--- Start Input ---

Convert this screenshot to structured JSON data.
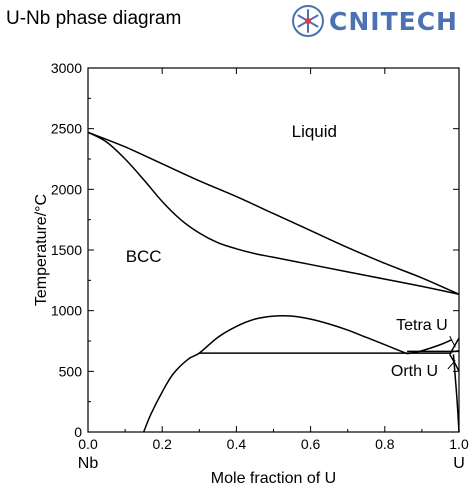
{
  "title": "U-Nb phase diagram",
  "logo": {
    "text": "CNITECH",
    "color": "#4d72b3"
  },
  "chart_data": {
    "type": "line",
    "title": "U-Nb phase diagram",
    "xlabel": "Mole fraction of U",
    "ylabel": "Temperature/°C",
    "xlim": [
      0,
      1
    ],
    "ylim": [
      0,
      3000
    ],
    "xticks": [
      "0.0",
      "0.2",
      "0.4",
      "0.6",
      "0.8",
      "1.0"
    ],
    "yticks": [
      "0",
      "500",
      "1000",
      "1500",
      "2000",
      "2500",
      "3000"
    ],
    "x_end_labels": {
      "left": "Nb",
      "right": "U"
    },
    "grid": false,
    "legend": "none",
    "line_color": "#000000",
    "phase_labels": [
      {
        "text": "Liquid",
        "x": 0.61,
        "y": 2430
      },
      {
        "text": "BCC",
        "x": 0.15,
        "y": 1400
      },
      {
        "text": "Tetra U",
        "x": 0.9,
        "y": 840
      },
      {
        "text": "Orth U",
        "x": 0.88,
        "y": 460
      }
    ],
    "series": [
      {
        "id": "liquidus",
        "points": [
          [
            0,
            2470
          ],
          [
            0.1,
            2350
          ],
          [
            0.2,
            2210
          ],
          [
            0.3,
            2070
          ],
          [
            0.4,
            1940
          ],
          [
            0.5,
            1800
          ],
          [
            0.6,
            1660
          ],
          [
            0.7,
            1520
          ],
          [
            0.8,
            1390
          ],
          [
            0.9,
            1270
          ],
          [
            1.0,
            1135
          ]
        ]
      },
      {
        "id": "solidus",
        "points": [
          [
            0,
            2470
          ],
          [
            0.05,
            2390
          ],
          [
            0.1,
            2250
          ],
          [
            0.15,
            2080
          ],
          [
            0.2,
            1900
          ],
          [
            0.25,
            1750
          ],
          [
            0.3,
            1640
          ],
          [
            0.35,
            1560
          ],
          [
            0.4,
            1510
          ],
          [
            0.45,
            1470
          ],
          [
            0.5,
            1440
          ],
          [
            0.6,
            1380
          ],
          [
            0.7,
            1320
          ],
          [
            0.8,
            1260
          ],
          [
            0.9,
            1200
          ],
          [
            1.0,
            1135
          ]
        ]
      },
      {
        "id": "bcc-miscibility-gap",
        "points": [
          [
            0.15,
            0
          ],
          [
            0.17,
            150
          ],
          [
            0.2,
            330
          ],
          [
            0.23,
            480
          ],
          [
            0.27,
            600
          ],
          [
            0.3,
            650
          ],
          [
            0.35,
            780
          ],
          [
            0.4,
            870
          ],
          [
            0.45,
            930
          ],
          [
            0.5,
            955
          ],
          [
            0.55,
            955
          ],
          [
            0.6,
            930
          ],
          [
            0.65,
            890
          ],
          [
            0.7,
            840
          ],
          [
            0.75,
            780
          ],
          [
            0.8,
            720
          ],
          [
            0.86,
            645
          ]
        ]
      },
      {
        "id": "monotectoid-line",
        "points": [
          [
            0.3,
            650
          ],
          [
            0.98,
            650
          ]
        ]
      },
      {
        "id": "bcc-tetra-boundary",
        "points": [
          [
            0.86,
            645
          ],
          [
            0.9,
            670
          ],
          [
            0.95,
            720
          ],
          [
            0.98,
            760
          ]
        ]
      },
      {
        "id": "eutectoid-line",
        "points": [
          [
            0.86,
            665
          ],
          [
            1.0,
            665
          ]
        ]
      },
      {
        "id": "tetra-boundary-a",
        "points": [
          [
            0.975,
            640
          ],
          [
            1.0,
            775
          ]
        ]
      },
      {
        "id": "tetra-boundary-b",
        "points": [
          [
            0.98,
            660
          ],
          [
            1.0,
            670
          ]
        ]
      },
      {
        "id": "orth-boundary",
        "points": [
          [
            0.985,
            640
          ],
          [
            0.99,
            450
          ],
          [
            0.995,
            250
          ],
          [
            1.0,
            0
          ]
        ]
      },
      {
        "id": "orth-boundary-b",
        "points": [
          [
            0.975,
            640
          ],
          [
            0.99,
            560
          ],
          [
            1.0,
            500
          ]
        ]
      }
    ]
  }
}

--- End Input ---

• Task brief:
Extract the full listing exactly, with the pictures left out.

• Solved problem:
Convert this screenshot to structured JSON data.
{
  "title": "U-Nb phase diagram",
  "logo": {
    "text": "CNITECH",
    "color": "#4d72b3"
  },
  "chart_data": {
    "type": "line",
    "title": "U-Nb phase diagram",
    "xlabel": "Mole fraction of U",
    "ylabel": "Temperature/°C",
    "xlim": [
      0,
      1
    ],
    "ylim": [
      0,
      3000
    ],
    "xticks": [
      "0.0",
      "0.2",
      "0.4",
      "0.6",
      "0.8",
      "1.0"
    ],
    "yticks": [
      "0",
      "500",
      "1000",
      "1500",
      "2000",
      "2500",
      "3000"
    ],
    "x_end_labels": {
      "left": "Nb",
      "right": "U"
    },
    "grid": false,
    "legend": "none",
    "line_color": "#000000",
    "phase_labels": [
      {
        "text": "Liquid",
        "x": 0.61,
        "y": 2430
      },
      {
        "text": "BCC",
        "x": 0.15,
        "y": 1400
      },
      {
        "text": "Tetra U",
        "x": 0.9,
        "y": 840
      },
      {
        "text": "Orth U",
        "x": 0.88,
        "y": 460
      }
    ],
    "series": [
      {
        "id": "liquidus",
        "points": [
          [
            0,
            2470
          ],
          [
            0.1,
            2350
          ],
          [
            0.2,
            2210
          ],
          [
            0.3,
            2070
          ],
          [
            0.4,
            1940
          ],
          [
            0.5,
            1800
          ],
          [
            0.6,
            1660
          ],
          [
            0.7,
            1520
          ],
          [
            0.8,
            1390
          ],
          [
            0.9,
            1270
          ],
          [
            1.0,
            1135
          ]
        ]
      },
      {
        "id": "solidus",
        "points": [
          [
            0,
            2470
          ],
          [
            0.05,
            2390
          ],
          [
            0.1,
            2250
          ],
          [
            0.15,
            2080
          ],
          [
            0.2,
            1900
          ],
          [
            0.25,
            1750
          ],
          [
            0.3,
            1640
          ],
          [
            0.35,
            1560
          ],
          [
            0.4,
            1510
          ],
          [
            0.45,
            1470
          ],
          [
            0.5,
            1440
          ],
          [
            0.6,
            1380
          ],
          [
            0.7,
            1320
          ],
          [
            0.8,
            1260
          ],
          [
            0.9,
            1200
          ],
          [
            1.0,
            1135
          ]
        ]
      },
      {
        "id": "bcc-miscibility-gap",
        "points": [
          [
            0.15,
            0
          ],
          [
            0.17,
            150
          ],
          [
            0.2,
            330
          ],
          [
            0.23,
            480
          ],
          [
            0.27,
            600
          ],
          [
            0.3,
            650
          ],
          [
            0.35,
            780
          ],
          [
            0.4,
            870
          ],
          [
            0.45,
            930
          ],
          [
            0.5,
            955
          ],
          [
            0.55,
            955
          ],
          [
            0.6,
            930
          ],
          [
            0.65,
            890
          ],
          [
            0.7,
            840
          ],
          [
            0.75,
            780
          ],
          [
            0.8,
            720
          ],
          [
            0.86,
            645
          ]
        ]
      },
      {
        "id": "monotectoid-line",
        "points": [
          [
            0.3,
            650
          ],
          [
            0.98,
            650
          ]
        ]
      },
      {
        "id": "bcc-tetra-boundary",
        "points": [
          [
            0.86,
            645
          ],
          [
            0.9,
            670
          ],
          [
            0.95,
            720
          ],
          [
            0.98,
            760
          ]
        ]
      },
      {
        "id": "eutectoid-line",
        "points": [
          [
            0.86,
            665
          ],
          [
            1.0,
            665
          ]
        ]
      },
      {
        "id": "tetra-boundary-a",
        "points": [
          [
            0.975,
            640
          ],
          [
            1.0,
            775
          ]
        ]
      },
      {
        "id": "tetra-boundary-b",
        "points": [
          [
            0.98,
            660
          ],
          [
            1.0,
            670
          ]
        ]
      },
      {
        "id": "orth-boundary",
        "points": [
          [
            0.985,
            640
          ],
          [
            0.99,
            450
          ],
          [
            0.995,
            250
          ],
          [
            1.0,
            0
          ]
        ]
      },
      {
        "id": "orth-boundary-b",
        "points": [
          [
            0.975,
            640
          ],
          [
            0.99,
            560
          ],
          [
            1.0,
            500
          ]
        ]
      }
    ]
  }
}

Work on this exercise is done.